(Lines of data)
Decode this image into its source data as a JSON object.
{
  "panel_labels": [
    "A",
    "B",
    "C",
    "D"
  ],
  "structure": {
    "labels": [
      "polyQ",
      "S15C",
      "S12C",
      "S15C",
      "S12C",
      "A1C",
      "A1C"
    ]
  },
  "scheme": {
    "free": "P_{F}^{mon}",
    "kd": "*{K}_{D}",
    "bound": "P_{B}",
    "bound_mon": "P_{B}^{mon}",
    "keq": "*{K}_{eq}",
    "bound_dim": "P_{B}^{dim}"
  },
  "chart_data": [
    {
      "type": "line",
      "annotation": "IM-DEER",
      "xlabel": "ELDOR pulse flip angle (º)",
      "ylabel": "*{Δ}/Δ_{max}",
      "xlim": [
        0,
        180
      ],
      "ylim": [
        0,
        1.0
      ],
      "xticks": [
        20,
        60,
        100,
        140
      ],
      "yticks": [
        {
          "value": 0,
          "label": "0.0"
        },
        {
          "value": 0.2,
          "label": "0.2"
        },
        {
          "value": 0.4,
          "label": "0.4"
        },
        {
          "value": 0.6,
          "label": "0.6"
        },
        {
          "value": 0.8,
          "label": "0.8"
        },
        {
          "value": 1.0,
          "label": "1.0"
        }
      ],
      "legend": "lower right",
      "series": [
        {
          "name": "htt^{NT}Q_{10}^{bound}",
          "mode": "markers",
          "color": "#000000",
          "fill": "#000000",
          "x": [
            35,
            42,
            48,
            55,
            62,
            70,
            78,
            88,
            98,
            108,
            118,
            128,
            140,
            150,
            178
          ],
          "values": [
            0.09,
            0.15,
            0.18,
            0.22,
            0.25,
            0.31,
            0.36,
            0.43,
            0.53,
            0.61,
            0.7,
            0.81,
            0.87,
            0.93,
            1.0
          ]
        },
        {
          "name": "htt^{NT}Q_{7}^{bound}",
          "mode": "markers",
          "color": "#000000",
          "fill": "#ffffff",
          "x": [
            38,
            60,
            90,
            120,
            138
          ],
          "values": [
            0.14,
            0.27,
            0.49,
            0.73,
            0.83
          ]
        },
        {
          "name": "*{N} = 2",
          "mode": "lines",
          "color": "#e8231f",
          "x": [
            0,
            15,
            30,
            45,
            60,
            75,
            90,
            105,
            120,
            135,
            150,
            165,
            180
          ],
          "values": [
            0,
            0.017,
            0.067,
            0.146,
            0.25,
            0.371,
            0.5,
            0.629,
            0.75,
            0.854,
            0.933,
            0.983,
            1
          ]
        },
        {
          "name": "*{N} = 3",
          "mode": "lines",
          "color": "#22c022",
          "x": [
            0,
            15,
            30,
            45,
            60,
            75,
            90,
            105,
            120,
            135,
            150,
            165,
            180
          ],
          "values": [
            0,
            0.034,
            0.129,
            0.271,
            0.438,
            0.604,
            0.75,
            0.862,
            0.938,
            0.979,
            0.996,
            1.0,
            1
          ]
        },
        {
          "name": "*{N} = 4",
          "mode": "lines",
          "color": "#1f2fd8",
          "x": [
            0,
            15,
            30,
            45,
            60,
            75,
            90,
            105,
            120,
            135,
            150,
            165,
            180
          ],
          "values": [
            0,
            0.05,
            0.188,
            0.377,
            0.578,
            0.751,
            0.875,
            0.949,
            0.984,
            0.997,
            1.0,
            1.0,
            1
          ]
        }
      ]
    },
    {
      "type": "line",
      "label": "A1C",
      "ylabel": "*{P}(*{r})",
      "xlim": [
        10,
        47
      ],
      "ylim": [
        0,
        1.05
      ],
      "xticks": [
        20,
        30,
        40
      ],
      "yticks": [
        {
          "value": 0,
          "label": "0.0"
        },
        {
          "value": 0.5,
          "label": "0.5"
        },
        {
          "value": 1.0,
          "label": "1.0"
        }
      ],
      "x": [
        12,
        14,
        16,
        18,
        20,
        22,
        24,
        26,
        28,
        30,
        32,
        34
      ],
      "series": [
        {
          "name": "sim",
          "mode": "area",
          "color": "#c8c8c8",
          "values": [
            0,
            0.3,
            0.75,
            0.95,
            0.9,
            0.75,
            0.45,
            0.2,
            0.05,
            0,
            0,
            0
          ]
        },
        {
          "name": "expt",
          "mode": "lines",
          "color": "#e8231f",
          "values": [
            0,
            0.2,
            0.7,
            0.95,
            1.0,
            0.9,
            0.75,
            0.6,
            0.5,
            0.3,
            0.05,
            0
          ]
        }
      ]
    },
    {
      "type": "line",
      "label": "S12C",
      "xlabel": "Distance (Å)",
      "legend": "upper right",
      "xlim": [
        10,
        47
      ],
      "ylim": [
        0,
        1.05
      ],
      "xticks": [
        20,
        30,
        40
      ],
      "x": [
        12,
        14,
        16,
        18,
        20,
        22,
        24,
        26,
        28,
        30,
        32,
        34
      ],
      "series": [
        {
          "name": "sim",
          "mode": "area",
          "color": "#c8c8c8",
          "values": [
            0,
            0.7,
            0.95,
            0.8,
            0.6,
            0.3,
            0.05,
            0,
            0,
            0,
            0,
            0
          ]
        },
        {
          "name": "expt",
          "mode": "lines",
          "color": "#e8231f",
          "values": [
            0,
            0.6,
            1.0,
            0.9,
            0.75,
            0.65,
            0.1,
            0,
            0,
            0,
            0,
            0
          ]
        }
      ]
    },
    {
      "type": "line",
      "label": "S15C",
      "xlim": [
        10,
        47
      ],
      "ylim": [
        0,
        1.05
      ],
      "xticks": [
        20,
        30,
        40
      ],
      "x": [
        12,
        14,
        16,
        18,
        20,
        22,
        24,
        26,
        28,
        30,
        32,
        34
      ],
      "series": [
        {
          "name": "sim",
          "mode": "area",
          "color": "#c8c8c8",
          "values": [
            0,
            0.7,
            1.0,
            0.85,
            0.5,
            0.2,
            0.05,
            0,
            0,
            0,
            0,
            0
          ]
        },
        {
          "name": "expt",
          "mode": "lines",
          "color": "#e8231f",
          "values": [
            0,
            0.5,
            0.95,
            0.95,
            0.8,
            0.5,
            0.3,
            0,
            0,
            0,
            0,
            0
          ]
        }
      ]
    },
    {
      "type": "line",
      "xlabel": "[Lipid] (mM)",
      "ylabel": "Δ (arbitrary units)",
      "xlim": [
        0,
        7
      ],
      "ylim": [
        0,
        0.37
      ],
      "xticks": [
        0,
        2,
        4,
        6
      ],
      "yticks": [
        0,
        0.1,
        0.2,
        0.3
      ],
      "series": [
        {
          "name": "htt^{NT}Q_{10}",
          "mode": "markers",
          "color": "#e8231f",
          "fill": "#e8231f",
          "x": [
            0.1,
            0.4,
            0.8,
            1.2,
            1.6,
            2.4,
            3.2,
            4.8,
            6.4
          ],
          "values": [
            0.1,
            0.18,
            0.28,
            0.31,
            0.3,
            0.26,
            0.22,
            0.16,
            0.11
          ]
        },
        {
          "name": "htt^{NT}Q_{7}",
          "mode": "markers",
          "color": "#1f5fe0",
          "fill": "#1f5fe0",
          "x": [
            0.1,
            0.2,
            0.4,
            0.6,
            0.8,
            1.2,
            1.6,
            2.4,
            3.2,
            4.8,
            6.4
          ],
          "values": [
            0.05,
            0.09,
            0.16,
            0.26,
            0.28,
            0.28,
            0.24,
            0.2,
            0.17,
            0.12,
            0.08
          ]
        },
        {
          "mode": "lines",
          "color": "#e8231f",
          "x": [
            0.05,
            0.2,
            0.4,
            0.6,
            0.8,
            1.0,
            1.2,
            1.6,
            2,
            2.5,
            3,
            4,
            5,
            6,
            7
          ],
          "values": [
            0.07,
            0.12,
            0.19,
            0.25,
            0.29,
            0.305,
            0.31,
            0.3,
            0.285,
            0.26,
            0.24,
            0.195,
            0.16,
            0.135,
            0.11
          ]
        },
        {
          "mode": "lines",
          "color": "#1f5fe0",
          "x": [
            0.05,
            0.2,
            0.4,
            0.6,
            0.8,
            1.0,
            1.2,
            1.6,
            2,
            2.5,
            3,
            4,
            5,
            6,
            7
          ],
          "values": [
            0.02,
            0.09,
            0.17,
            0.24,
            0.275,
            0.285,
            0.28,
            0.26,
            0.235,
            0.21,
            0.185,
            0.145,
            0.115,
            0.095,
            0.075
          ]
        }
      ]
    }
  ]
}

→ **Requirements**:
Copy every line of the data that holds the string "fill".

→ **Result of this exercise**:
          "fill": "#000000",
          "fill": "#ffffff",
          "fill": "#e8231f",
          "fill": "#1f5fe0",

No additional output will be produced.